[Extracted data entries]

↓↓↓

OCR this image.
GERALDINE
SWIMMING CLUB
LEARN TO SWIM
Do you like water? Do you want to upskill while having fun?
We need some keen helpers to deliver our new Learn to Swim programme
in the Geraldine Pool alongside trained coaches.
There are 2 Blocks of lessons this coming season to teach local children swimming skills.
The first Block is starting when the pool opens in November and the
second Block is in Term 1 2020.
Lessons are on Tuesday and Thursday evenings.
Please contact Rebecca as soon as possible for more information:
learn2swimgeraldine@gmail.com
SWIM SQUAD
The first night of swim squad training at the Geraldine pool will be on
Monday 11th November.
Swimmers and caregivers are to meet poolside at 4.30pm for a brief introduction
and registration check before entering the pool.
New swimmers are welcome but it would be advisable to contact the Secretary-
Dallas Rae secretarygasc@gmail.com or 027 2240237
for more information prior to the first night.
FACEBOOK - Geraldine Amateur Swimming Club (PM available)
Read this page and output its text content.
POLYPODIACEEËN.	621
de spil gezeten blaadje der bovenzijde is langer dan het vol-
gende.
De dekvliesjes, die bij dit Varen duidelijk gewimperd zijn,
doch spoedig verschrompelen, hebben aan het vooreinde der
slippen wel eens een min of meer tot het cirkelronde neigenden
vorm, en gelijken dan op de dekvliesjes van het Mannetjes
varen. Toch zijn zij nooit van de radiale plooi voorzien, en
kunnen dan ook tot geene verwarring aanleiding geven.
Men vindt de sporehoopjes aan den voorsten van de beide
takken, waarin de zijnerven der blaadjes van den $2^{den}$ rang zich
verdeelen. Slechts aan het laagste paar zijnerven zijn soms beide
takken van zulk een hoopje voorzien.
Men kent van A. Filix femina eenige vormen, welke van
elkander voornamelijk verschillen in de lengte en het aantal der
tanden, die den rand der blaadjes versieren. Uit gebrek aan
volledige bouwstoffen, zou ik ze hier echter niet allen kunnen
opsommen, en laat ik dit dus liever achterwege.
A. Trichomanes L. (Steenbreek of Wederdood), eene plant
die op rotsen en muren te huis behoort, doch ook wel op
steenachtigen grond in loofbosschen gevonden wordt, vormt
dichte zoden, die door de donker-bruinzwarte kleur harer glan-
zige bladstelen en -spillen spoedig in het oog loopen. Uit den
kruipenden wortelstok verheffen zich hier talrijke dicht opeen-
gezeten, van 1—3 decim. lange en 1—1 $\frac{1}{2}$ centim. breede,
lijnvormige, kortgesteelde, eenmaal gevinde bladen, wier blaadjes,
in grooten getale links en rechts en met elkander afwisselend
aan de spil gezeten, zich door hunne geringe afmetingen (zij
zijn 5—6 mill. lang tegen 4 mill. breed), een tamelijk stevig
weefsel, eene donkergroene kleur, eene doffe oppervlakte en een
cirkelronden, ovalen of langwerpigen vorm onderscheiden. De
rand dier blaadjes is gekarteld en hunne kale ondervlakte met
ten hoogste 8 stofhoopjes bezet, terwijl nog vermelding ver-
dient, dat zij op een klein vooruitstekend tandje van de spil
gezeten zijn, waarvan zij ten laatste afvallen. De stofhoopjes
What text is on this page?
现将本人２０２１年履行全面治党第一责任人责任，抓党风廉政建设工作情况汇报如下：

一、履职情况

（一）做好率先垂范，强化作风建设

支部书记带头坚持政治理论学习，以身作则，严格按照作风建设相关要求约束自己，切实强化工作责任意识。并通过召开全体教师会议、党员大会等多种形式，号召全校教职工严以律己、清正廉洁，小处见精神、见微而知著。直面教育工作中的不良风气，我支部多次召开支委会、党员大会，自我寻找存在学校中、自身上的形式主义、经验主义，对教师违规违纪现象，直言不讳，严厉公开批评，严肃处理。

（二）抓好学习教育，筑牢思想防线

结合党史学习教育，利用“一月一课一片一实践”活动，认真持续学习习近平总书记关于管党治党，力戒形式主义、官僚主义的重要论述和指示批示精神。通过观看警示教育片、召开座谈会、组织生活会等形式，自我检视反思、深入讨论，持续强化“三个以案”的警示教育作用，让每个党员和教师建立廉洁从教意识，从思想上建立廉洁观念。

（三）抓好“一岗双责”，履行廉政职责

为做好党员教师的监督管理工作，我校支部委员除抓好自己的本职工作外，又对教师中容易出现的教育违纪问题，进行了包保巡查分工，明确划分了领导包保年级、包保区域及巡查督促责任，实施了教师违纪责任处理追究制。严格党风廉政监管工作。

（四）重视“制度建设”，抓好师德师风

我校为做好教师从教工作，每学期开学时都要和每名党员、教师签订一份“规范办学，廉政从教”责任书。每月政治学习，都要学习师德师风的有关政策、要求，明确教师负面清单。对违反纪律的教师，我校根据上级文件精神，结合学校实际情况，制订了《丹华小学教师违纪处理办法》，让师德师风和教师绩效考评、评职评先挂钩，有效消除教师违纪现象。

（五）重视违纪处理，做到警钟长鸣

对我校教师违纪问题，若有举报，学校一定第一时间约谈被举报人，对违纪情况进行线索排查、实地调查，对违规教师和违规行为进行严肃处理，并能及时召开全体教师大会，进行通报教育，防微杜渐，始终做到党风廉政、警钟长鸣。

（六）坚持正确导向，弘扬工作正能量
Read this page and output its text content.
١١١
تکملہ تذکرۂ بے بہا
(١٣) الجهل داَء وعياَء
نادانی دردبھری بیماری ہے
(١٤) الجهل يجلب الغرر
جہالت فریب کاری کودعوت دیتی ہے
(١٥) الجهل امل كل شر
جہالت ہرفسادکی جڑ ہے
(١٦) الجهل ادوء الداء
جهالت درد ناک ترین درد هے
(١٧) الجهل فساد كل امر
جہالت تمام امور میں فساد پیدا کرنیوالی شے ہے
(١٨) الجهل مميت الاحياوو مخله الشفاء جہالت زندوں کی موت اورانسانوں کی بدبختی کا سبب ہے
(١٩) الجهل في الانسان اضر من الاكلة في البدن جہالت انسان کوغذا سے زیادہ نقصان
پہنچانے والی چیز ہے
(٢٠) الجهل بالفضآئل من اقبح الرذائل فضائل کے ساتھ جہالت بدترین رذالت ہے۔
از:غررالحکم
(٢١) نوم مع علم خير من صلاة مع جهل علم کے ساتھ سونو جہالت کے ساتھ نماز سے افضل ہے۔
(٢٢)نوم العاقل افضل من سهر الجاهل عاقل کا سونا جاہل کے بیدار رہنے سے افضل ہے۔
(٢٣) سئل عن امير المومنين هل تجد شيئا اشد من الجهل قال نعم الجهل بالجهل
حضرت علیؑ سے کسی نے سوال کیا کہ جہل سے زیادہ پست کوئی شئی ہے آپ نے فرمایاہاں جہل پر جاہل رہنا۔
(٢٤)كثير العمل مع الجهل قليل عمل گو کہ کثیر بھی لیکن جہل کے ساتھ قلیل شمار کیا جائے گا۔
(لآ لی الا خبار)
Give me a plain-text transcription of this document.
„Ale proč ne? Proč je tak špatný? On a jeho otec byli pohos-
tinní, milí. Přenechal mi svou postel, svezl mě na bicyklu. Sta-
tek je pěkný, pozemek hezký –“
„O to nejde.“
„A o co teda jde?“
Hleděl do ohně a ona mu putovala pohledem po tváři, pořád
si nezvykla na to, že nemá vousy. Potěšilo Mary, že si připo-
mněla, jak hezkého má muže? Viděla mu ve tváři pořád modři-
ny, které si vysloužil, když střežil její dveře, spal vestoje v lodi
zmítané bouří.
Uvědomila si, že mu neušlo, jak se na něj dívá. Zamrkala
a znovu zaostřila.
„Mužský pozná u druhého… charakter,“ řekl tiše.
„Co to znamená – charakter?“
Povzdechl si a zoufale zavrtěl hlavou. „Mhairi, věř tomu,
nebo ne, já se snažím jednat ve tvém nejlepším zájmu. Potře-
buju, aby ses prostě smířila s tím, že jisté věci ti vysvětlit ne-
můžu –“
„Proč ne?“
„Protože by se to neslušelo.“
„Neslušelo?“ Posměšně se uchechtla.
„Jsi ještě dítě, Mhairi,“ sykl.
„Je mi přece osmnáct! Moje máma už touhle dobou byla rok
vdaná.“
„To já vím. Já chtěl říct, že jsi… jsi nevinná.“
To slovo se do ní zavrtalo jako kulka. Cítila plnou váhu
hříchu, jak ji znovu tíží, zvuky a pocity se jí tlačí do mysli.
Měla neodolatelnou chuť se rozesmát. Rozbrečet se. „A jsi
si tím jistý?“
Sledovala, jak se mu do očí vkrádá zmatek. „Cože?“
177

↑↑↑

Go through the material line by line. Show each line that contains the string "spoedig".

doch spoedig verschrompelen, hebben aan het vooreinde der
zige bladstelen en -spillen spoedig in het oog loopen. Uit den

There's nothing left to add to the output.